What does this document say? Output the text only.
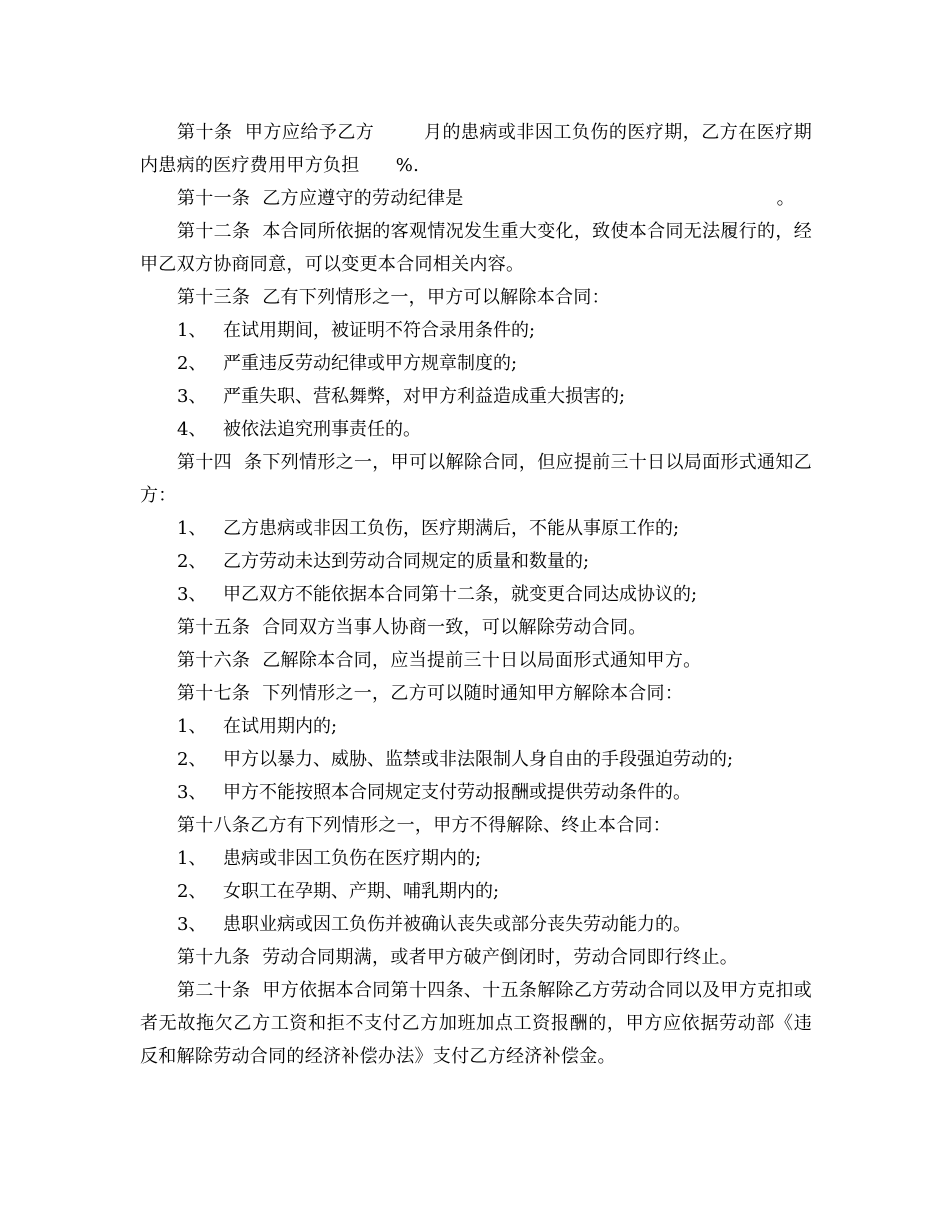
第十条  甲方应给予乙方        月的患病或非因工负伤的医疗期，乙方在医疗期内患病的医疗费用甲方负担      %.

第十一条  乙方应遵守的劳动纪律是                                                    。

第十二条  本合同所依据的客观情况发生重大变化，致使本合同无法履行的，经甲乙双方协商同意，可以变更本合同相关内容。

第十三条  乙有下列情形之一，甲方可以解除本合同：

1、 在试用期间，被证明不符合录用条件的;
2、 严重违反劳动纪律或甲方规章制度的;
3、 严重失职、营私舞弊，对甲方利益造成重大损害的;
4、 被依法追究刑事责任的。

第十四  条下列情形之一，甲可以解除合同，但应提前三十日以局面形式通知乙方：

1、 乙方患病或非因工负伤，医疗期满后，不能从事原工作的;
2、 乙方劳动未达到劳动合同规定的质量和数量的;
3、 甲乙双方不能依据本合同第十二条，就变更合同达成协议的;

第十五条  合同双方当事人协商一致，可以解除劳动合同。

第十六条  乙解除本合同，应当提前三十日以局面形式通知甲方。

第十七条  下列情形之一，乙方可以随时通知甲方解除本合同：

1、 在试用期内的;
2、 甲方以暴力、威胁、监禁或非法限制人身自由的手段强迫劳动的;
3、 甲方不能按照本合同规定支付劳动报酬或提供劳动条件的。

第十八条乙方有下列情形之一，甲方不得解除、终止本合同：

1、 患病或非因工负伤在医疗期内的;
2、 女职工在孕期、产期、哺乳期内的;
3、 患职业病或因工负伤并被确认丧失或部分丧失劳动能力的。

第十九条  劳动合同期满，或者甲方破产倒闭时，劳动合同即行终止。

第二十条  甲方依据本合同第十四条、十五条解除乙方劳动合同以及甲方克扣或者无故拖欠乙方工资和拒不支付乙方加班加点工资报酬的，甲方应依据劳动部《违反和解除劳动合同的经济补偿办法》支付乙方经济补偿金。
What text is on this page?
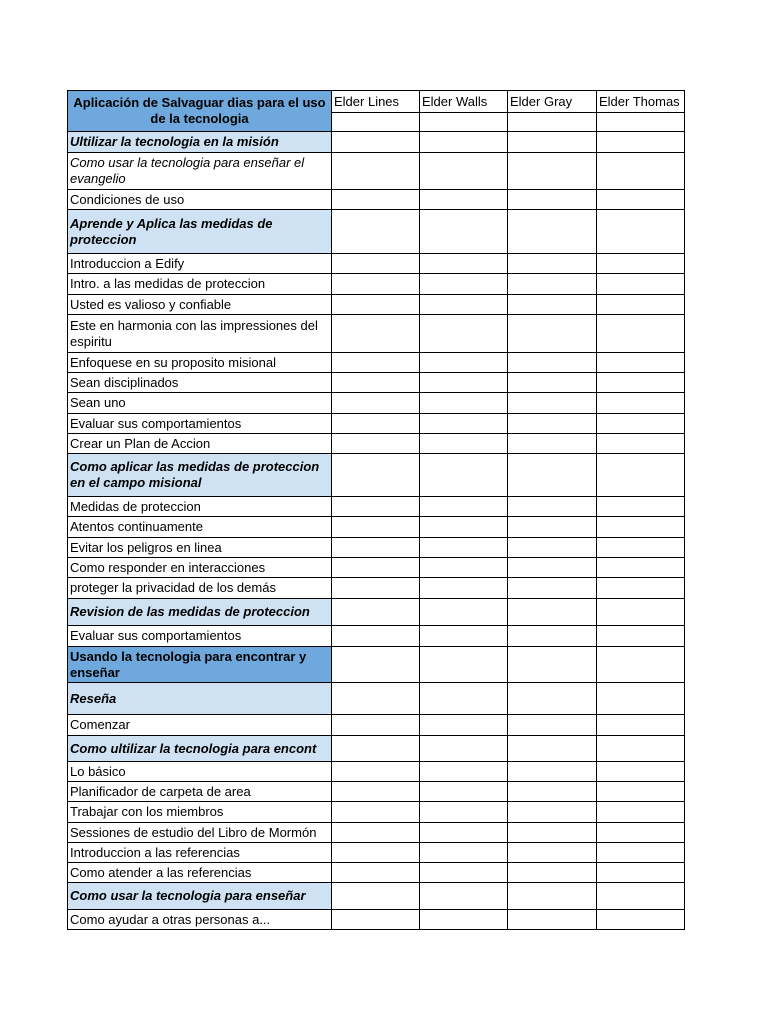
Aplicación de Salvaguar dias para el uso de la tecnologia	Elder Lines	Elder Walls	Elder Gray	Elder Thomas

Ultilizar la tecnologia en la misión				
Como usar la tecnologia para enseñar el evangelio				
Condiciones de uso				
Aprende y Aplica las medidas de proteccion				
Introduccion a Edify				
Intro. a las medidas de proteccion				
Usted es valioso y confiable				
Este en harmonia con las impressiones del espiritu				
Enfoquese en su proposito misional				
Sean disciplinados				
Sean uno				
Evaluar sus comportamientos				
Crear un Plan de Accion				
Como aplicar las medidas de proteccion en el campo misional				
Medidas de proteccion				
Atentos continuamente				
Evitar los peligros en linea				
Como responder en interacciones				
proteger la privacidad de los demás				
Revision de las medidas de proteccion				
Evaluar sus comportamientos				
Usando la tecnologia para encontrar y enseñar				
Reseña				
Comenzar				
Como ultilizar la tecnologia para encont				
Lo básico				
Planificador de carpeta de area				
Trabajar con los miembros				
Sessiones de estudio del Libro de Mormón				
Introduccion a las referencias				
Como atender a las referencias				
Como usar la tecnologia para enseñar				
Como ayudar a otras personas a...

## Exercise objective
The copy should hold exactly the lines from the line containing "What text is on this page?" through the end of the data, both ends included, and no pictures.

## In response
What text is on this page?
Aplicación de Salvaguar dias para el uso de la tecnologia	Elder Lines	Elder Walls	Elder Gray	Elder Thomas

Ultilizar la tecnologia en la misión				
Como usar la tecnologia para enseñar el evangelio				
Condiciones de uso				
Aprende y Aplica las medidas de proteccion				
Introduccion a Edify				
Intro. a las medidas de proteccion				
Usted es valioso y confiable				
Este en harmonia con las impressiones del espiritu				
Enfoquese en su proposito misional				
Sean disciplinados				
Sean uno				
Evaluar sus comportamientos				
Crear un Plan de Accion				
Como aplicar las medidas de proteccion en el campo misional				
Medidas de proteccion				
Atentos continuamente				
Evitar los peligros en linea				
Como responder en interacciones				
proteger la privacidad de los demás				
Revision de las medidas de proteccion				
Evaluar sus comportamientos				
Usando la tecnologia para encontrar y enseñar				
Reseña				
Comenzar				
Como ultilizar la tecnologia para encont				
Lo básico				
Planificador de carpeta de area				
Trabajar con los miembros				
Sessiones de estudio del Libro de Mormón				
Introduccion a las referencias				
Como atender a las referencias				
Como usar la tecnologia para enseñar				
Como ayudar a otras personas a...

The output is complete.